**EXERCISE DETAILS:**
Go through the entries below and write each one out exactly.

Extracted records
* * * * * * * * *

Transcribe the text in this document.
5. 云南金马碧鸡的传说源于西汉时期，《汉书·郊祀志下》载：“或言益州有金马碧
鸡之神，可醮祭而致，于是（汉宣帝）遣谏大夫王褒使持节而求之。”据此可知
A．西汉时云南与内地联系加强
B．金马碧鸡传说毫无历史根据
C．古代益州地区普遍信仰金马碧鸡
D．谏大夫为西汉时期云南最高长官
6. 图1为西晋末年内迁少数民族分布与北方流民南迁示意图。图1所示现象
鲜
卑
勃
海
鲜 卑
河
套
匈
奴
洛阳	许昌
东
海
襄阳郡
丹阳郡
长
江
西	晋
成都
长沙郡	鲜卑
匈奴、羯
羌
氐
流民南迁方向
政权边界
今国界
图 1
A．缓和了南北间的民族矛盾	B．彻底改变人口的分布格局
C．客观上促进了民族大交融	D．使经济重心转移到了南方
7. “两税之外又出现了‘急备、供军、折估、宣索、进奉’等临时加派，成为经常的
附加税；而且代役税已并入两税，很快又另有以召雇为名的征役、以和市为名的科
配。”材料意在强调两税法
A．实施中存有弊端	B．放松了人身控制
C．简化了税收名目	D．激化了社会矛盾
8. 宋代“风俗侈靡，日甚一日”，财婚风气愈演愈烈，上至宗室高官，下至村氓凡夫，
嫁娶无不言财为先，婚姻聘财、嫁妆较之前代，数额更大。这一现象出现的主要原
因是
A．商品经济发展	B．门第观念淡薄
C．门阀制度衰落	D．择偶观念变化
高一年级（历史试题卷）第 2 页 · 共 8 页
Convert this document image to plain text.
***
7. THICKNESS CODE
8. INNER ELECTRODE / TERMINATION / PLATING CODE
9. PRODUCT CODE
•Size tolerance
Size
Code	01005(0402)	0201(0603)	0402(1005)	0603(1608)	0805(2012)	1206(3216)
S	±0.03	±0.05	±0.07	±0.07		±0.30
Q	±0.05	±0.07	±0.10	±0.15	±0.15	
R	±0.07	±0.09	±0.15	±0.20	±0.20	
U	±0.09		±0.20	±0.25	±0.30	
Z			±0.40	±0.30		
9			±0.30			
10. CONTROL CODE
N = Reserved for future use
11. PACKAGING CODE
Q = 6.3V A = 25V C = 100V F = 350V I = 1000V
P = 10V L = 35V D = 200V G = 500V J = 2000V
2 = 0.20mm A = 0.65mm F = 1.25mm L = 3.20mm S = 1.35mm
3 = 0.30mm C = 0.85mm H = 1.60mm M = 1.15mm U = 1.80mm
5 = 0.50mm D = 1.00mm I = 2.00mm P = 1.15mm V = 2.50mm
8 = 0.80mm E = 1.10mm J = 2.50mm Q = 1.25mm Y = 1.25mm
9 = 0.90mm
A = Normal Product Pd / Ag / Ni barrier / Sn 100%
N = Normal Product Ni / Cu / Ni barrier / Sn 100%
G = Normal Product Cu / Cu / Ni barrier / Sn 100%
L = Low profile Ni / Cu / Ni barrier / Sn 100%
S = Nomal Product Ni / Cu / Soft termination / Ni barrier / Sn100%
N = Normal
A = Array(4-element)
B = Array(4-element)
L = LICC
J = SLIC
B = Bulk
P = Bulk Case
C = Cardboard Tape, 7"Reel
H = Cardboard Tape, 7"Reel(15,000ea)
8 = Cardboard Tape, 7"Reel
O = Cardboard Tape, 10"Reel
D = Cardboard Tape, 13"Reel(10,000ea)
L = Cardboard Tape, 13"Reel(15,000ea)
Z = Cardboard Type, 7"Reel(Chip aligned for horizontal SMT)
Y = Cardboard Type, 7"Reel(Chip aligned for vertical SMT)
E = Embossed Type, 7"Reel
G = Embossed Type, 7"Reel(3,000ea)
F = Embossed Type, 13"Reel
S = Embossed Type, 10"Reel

* * * * * * * * *

**IN RESPONSE:**
Transcribe the text in this document.
5. 云南金马碧鸡的传说源于西汉时期，《汉书·郊祀志下》载：“或言益州有金马碧
鸡之神，可醮祭而致，于是（汉宣帝）遣谏大夫王褒使持节而求之。”据此可知
A．西汉时云南与内地联系加强
B．金马碧鸡传说毫无历史根据
C．古代益州地区普遍信仰金马碧鸡
D．谏大夫为西汉时期云南最高长官
6. 图1为西晋末年内迁少数民族分布与北方流民南迁示意图。图1所示现象
鲜
卑
勃
海
鲜 卑
河
套
匈
奴
洛阳	许昌
东
海
襄阳郡
丹阳郡
长
江
西	晋
成都
长沙郡	鲜卑
匈奴、羯
羌
氐
流民南迁方向
政权边界
今国界
图 1
A．缓和了南北间的民族矛盾	B．彻底改变人口的分布格局
C．客观上促进了民族大交融	D．使经济重心转移到了南方
7. “两税之外又出现了‘急备、供军、折估、宣索、进奉’等临时加派，成为经常的
附加税；而且代役税已并入两税，很快又另有以召雇为名的征役、以和市为名的科
配。”材料意在强调两税法
A．实施中存有弊端	B．放松了人身控制
C．简化了税收名目	D．激化了社会矛盾
8. 宋代“风俗侈靡，日甚一日”，财婚风气愈演愈烈，上至宗室高官，下至村氓凡夫，
嫁娶无不言财为先，婚姻聘财、嫁妆较之前代，数额更大。这一现象出现的主要原
因是
A．商品经济发展	B．门第观念淡薄
C．门阀制度衰落	D．择偶观念变化
高一年级（历史试题卷）第 2 页 · 共 8 页
Convert this document image to plain text.
***
7. THICKNESS CODE
8. INNER ELECTRODE / TERMINATION / PLATING CODE
9. PRODUCT CODE
•Size tolerance
Size
Code	01005(0402)	0201(0603)	0402(1005)	0603(1608)	0805(2012)	1206(3216)
S	±0.03	±0.05	±0.07	±0.07		±0.30
Q	±0.05	±0.07	±0.10	±0.15	±0.15	
R	±0.07	±0.09	±0.15	±0.20	±0.20	
U	±0.09		±0.20	±0.25	±0.30	
Z			±0.40	±0.30		
9			±0.30			
10. CONTROL CODE
N = Reserved for future use
11. PACKAGING CODE
Q = 6.3V A = 25V C = 100V F = 350V I = 1000V
P = 10V L = 35V D = 200V G = 500V J = 2000V
2 = 0.20mm A = 0.65mm F = 1.25mm L = 3.20mm S = 1.35mm
3 = 0.30mm C = 0.85mm H = 1.60mm M = 1.15mm U = 1.80mm
5 = 0.50mm D = 1.00mm I = 2.00mm P = 1.15mm V = 2.50mm
8 = 0.80mm E = 1.10mm J = 2.50mm Q = 1.25mm Y = 1.25mm
9 = 0.90mm
A = Normal Product Pd / Ag / Ni barrier / Sn 100%
N = Normal Product Ni / Cu / Ni barrier / Sn 100%
G = Normal Product Cu / Cu / Ni barrier / Sn 100%
L = Low profile Ni / Cu / Ni barrier / Sn 100%
S = Nomal Product Ni / Cu / Soft termination / Ni barrier / Sn100%
N = Normal
A = Array(4-element)
B = Array(4-element)
L = LICC
J = SLIC
B = Bulk
P = Bulk Case
C = Cardboard Tape, 7"Reel
H = Cardboard Tape, 7"Reel(15,000ea)
8 = Cardboard Tape, 7"Reel
O = Cardboard Tape, 10"Reel
D = Cardboard Tape, 13"Reel(10,000ea)
L = Cardboard Tape, 13"Reel(15,000ea)
Z = Cardboard Type, 7"Reel(Chip aligned for horizontal SMT)
Y = Cardboard Type, 7"Reel(Chip aligned for vertical SMT)
E = Embossed Type, 7"Reel
G = Embossed Type, 7"Reel(3,000ea)
F = Embossed Type, 13"Reel
S = Embossed Type, 10"Reel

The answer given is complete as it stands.